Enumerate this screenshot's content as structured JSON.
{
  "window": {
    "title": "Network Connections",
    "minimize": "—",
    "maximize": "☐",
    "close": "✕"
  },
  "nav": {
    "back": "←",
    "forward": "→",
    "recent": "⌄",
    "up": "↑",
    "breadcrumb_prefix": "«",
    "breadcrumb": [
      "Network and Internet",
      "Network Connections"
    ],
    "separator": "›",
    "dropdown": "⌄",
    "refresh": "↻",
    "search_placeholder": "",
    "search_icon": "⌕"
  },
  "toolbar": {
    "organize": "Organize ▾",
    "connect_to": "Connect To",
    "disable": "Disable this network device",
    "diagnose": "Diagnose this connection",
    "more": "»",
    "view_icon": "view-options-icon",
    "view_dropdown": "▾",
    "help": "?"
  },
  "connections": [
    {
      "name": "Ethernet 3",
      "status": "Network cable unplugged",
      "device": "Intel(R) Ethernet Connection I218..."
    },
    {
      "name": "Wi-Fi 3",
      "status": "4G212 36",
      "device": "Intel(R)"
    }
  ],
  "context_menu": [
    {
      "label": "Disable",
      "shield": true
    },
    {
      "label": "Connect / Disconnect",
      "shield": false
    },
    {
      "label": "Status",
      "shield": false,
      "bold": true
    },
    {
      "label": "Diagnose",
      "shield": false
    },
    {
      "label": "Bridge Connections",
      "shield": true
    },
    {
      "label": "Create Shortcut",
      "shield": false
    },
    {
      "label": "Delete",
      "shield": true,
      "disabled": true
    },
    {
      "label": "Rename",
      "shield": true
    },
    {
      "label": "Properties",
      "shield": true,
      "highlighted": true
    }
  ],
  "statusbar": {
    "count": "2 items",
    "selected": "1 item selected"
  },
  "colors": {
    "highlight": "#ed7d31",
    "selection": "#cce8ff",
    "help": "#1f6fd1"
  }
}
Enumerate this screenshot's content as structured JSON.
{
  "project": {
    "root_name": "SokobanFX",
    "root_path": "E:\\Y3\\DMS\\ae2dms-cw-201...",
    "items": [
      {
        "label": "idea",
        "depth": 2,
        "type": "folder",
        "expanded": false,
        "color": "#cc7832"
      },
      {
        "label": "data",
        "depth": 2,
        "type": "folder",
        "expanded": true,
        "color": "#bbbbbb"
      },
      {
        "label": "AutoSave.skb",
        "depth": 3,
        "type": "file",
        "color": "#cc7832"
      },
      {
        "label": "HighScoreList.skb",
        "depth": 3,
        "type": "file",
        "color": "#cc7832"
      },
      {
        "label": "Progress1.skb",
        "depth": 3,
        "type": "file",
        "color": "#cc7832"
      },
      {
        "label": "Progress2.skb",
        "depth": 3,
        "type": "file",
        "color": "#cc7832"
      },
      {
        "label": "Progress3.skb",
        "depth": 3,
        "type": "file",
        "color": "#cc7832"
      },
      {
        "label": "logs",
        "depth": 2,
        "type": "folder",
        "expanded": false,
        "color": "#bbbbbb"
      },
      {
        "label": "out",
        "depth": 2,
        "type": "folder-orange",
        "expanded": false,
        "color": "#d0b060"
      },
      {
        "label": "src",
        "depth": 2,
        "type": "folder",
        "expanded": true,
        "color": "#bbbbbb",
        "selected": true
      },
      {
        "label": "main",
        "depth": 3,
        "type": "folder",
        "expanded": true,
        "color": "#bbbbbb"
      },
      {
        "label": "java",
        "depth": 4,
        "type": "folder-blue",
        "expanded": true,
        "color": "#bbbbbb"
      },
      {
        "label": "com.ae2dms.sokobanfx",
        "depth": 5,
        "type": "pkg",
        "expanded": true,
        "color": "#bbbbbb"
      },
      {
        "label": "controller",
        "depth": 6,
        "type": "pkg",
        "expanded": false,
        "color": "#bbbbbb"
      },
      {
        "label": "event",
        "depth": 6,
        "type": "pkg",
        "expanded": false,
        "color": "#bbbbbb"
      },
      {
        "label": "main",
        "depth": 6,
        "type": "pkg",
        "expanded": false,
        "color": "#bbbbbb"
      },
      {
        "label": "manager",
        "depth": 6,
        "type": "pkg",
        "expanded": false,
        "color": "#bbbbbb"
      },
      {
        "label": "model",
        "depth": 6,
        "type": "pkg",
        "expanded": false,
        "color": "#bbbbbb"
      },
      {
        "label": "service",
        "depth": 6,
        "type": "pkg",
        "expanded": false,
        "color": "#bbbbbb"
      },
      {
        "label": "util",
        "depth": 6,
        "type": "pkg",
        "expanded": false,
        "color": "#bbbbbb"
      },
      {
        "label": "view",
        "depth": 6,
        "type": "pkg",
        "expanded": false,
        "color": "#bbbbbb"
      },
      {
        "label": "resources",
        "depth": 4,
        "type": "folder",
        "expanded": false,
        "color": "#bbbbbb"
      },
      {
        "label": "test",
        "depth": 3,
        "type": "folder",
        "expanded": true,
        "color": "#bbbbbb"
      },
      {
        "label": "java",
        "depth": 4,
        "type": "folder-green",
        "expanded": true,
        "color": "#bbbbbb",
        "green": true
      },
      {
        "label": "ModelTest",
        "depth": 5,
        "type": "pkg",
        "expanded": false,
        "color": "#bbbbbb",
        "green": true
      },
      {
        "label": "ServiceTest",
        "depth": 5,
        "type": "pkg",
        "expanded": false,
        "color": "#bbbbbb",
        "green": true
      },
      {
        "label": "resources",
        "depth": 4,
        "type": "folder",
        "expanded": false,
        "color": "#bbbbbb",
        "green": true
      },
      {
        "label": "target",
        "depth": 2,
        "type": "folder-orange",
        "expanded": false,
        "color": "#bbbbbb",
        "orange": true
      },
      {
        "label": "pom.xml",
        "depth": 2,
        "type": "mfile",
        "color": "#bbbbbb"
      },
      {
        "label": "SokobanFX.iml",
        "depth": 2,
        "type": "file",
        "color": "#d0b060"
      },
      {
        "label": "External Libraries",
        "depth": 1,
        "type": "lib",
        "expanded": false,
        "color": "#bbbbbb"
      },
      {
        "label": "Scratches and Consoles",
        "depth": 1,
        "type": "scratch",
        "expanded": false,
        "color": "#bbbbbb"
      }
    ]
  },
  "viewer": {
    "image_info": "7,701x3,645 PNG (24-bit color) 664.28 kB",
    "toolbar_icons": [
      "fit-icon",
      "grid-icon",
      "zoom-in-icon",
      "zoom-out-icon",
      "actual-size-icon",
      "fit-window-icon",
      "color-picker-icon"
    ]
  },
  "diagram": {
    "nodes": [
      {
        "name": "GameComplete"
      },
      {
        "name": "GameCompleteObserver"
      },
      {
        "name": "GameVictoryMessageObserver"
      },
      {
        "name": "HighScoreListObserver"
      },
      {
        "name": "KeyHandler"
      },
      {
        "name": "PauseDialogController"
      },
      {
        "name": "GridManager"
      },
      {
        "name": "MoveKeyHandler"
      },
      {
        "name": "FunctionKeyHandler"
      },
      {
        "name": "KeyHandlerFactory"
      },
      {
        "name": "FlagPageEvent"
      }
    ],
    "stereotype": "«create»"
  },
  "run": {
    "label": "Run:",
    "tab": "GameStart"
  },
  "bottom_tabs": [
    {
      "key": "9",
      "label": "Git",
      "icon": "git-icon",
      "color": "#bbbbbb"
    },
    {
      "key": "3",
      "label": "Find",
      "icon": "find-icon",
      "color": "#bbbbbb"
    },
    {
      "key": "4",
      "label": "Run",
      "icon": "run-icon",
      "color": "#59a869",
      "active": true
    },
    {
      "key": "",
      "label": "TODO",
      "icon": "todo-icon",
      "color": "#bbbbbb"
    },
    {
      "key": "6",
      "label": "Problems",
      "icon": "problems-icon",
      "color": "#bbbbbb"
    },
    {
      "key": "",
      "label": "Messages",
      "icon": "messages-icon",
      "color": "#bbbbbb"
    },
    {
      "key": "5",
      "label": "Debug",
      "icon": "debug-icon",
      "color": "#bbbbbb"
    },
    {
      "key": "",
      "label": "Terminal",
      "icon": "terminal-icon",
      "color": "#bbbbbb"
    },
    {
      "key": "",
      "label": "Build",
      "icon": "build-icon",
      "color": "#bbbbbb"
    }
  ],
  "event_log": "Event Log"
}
*-*-*
— Directive —
Search the data above for the string "selected" and return every line that has it.

— Final result —
    "selected": "1 item selected"
        "selected": true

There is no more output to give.